__Document text__:
--- start ---

In this exemplary embodiment, the feature vectors that are representing the appearance and the skeletal structure of the person are obtained by passing images through artificial neural networks. However, any suitable method can be used to extract intermediate features representing the images. Therefore, while examples are provided using artificial neural networks, the principles described herein should not be limited thereto.

Actor Feature Extractor

All human actions involve the motion of body joints, such as hands and legs. This applies not only to fine-grained actions that are performed in sports activities, e.g., spike and set in a volleyball game, but also to every day actions such as walking and talking. This means that it is important to capture not only the position of joints but their temporal dynamics as well. For this purpose, one can use both position and motion of individual body joints and actors themselves.
To obtain joint positions, a pose estimation model can be applied. This model receives as an input, a bounding box around the actor, and predicts the location of key joints. This embodiment does not rely on a particular choice of pose estimation model. For example, state-of-the art body pose estimation such as HRNet can be used—see reference [15]. One can use the features from the last layer of the pose estimation neural network, right before the final classification layer. To extract the temporal dynamics of each actor and model the motion data from the video frames, state-of-the art 3D CNNs can be used such as I3D models. The dynamic feature extraction models can be applied on the sequence of the detected body joints across the videos, the raw video pixel data or the optical flow video. The dynamic features are extracted from stacked F_t, t=1, . . . , T frames. The RGB pixel data and optical flow representations are considered here, but for those who are skilled in computer vision the dynamic features can be extracted from multiple different sources using different techniques. The dynamic feature extractors can either be applied on the whole video frame or only the spatio-temporal region that an actor or an entity of interest is present.

--- end ---

__Tasks to perform__:
A - Decide whether each statement agrees with the passage on actor feature extraction, answering yes or no and quoting the deciding words: (i) the embodiment depends on one particular pose estimation model; (ii) the pose estimation model takes a bounding box around the actor as its input; (iii) the dynamic feature extractors can be applied only to the whole video frame.
B - According to the passage on actor feature extraction, features from which layer of the pose estimation neural network can be used?

__Supplied information__:
--- start ---

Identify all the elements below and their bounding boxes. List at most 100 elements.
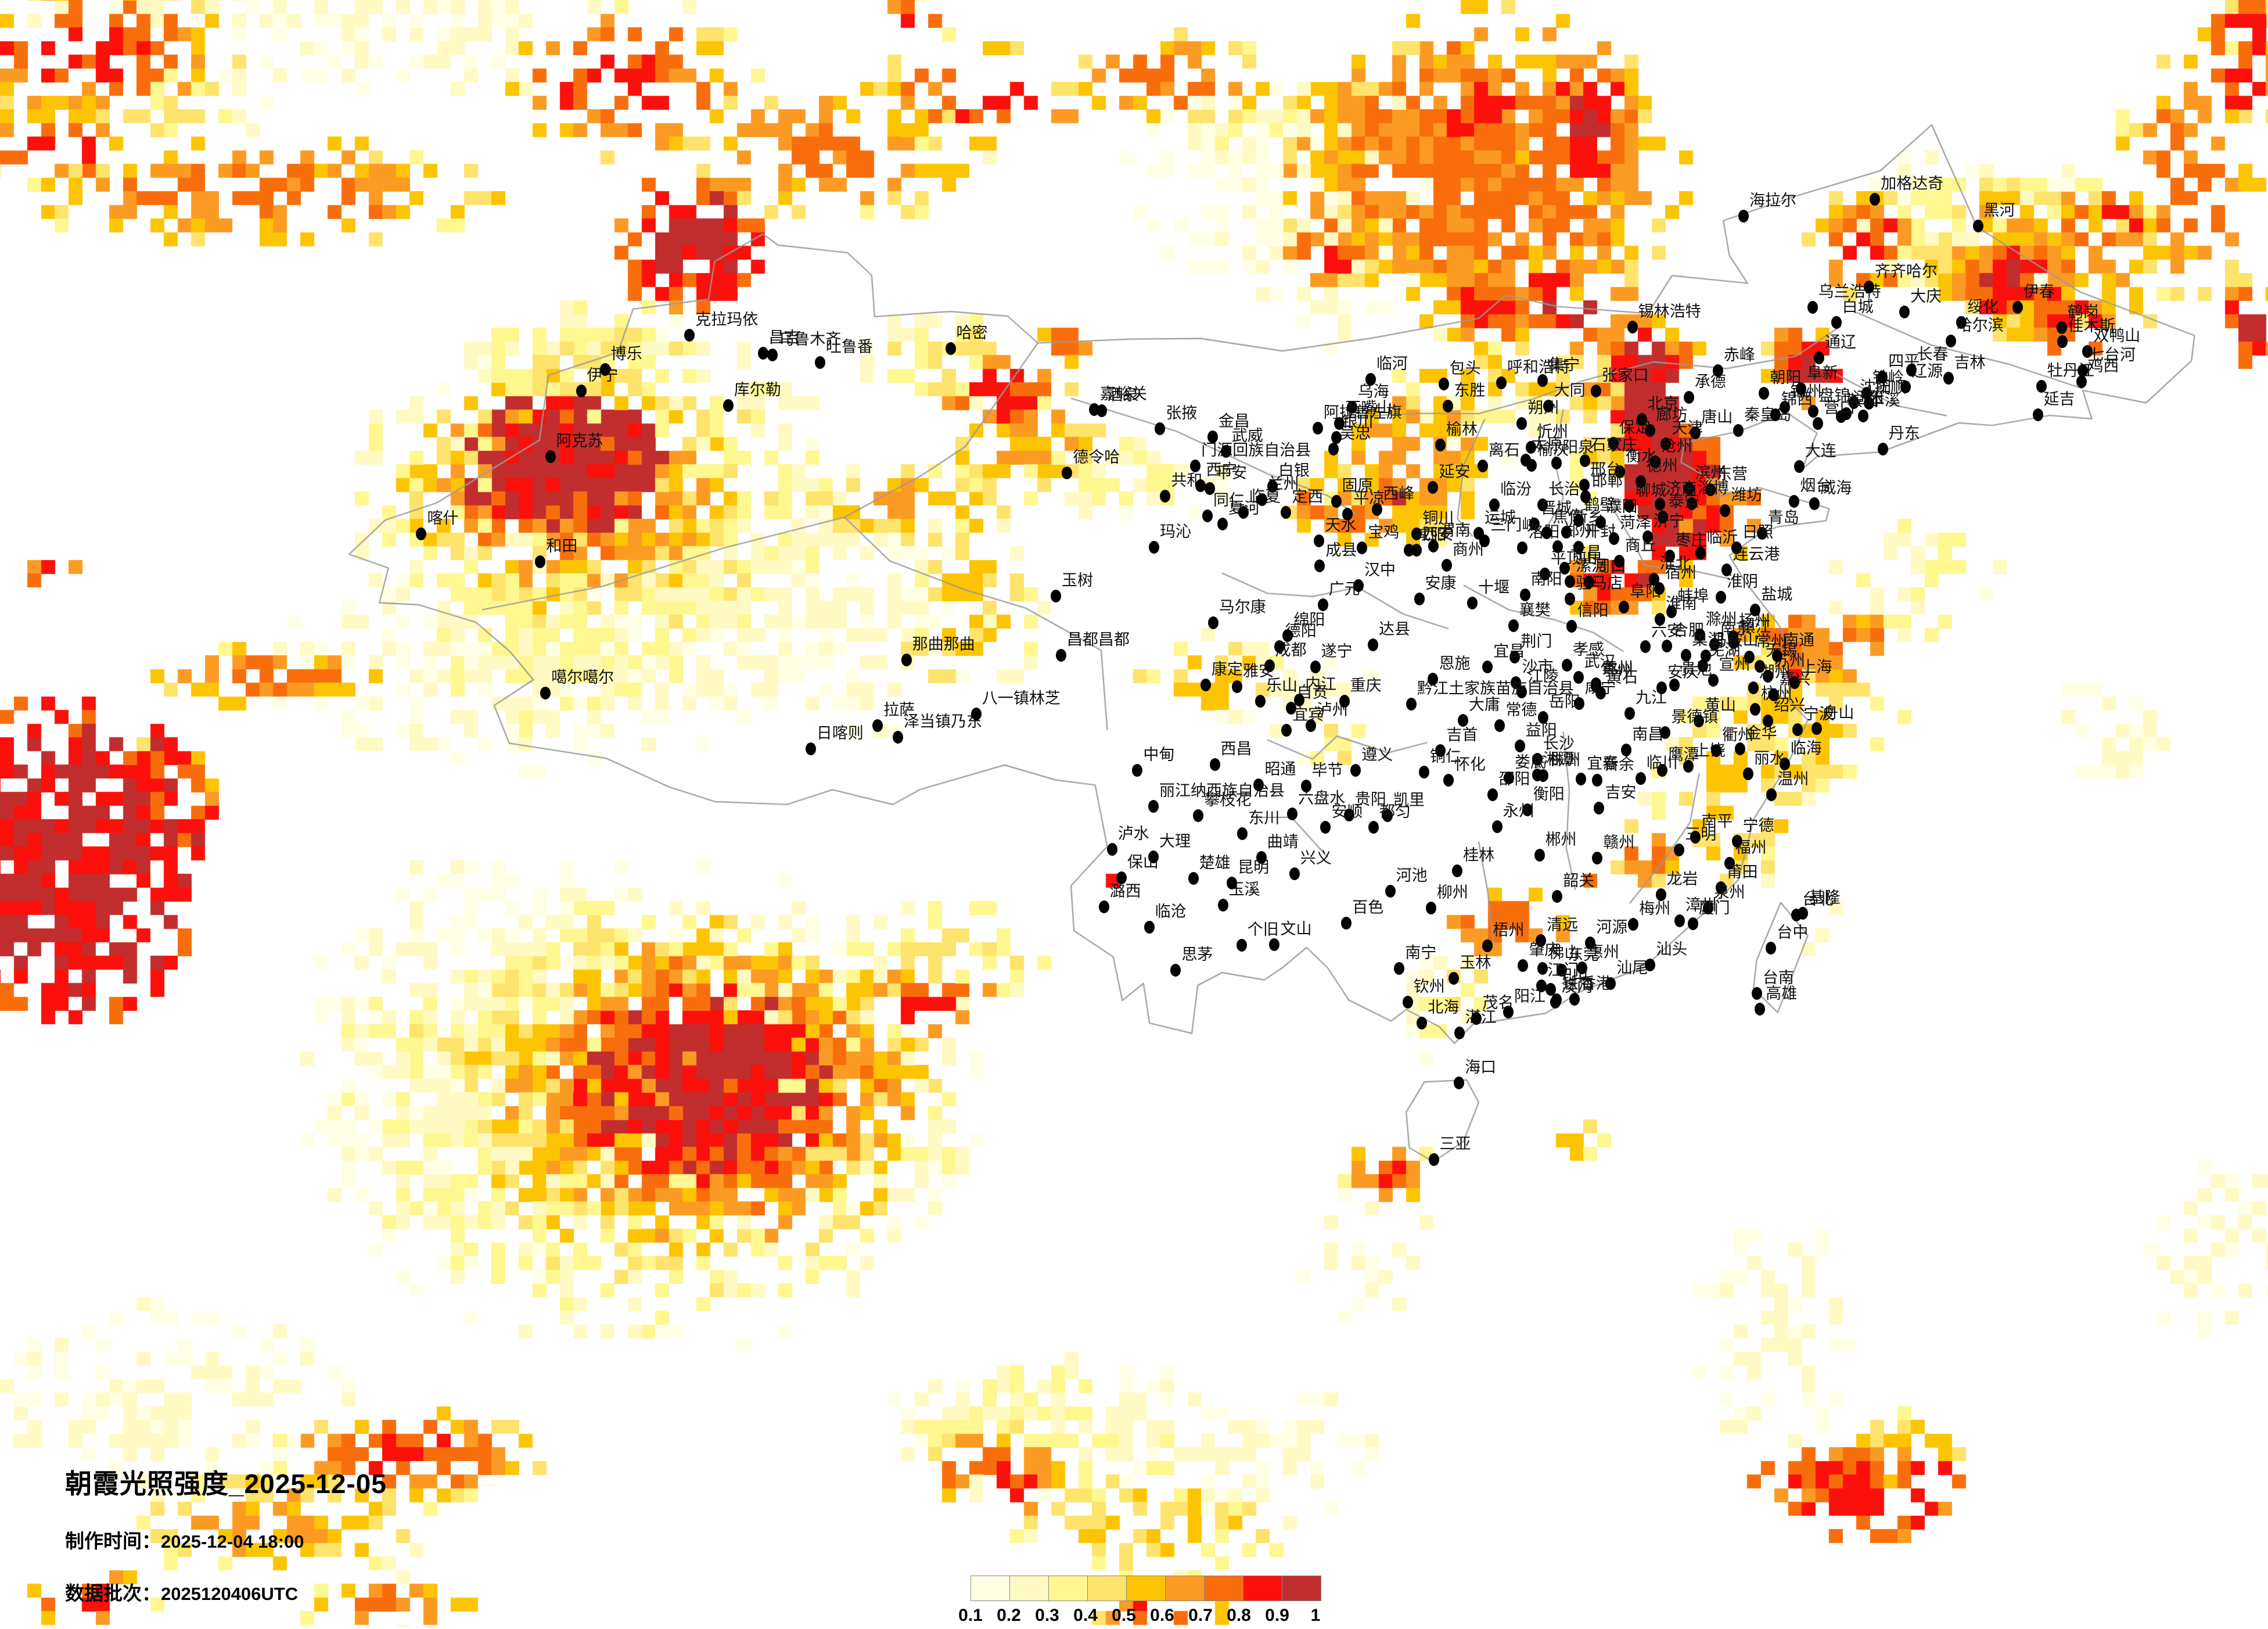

--- end ---

__Written answers__:
A -
(i) No: "This embodiment does not rely on a particular choice of pose estimation model."
(ii) Yes: "This model receives as an input, a bounding box around the actor, and predicts the location of key joints."
(iii) No: "The dynamic feature extractors can either be applied on the whole video frame or only the spatio-temporal region that an actor or an entity of interest is present."

B - The last layer, right before the final classification layer.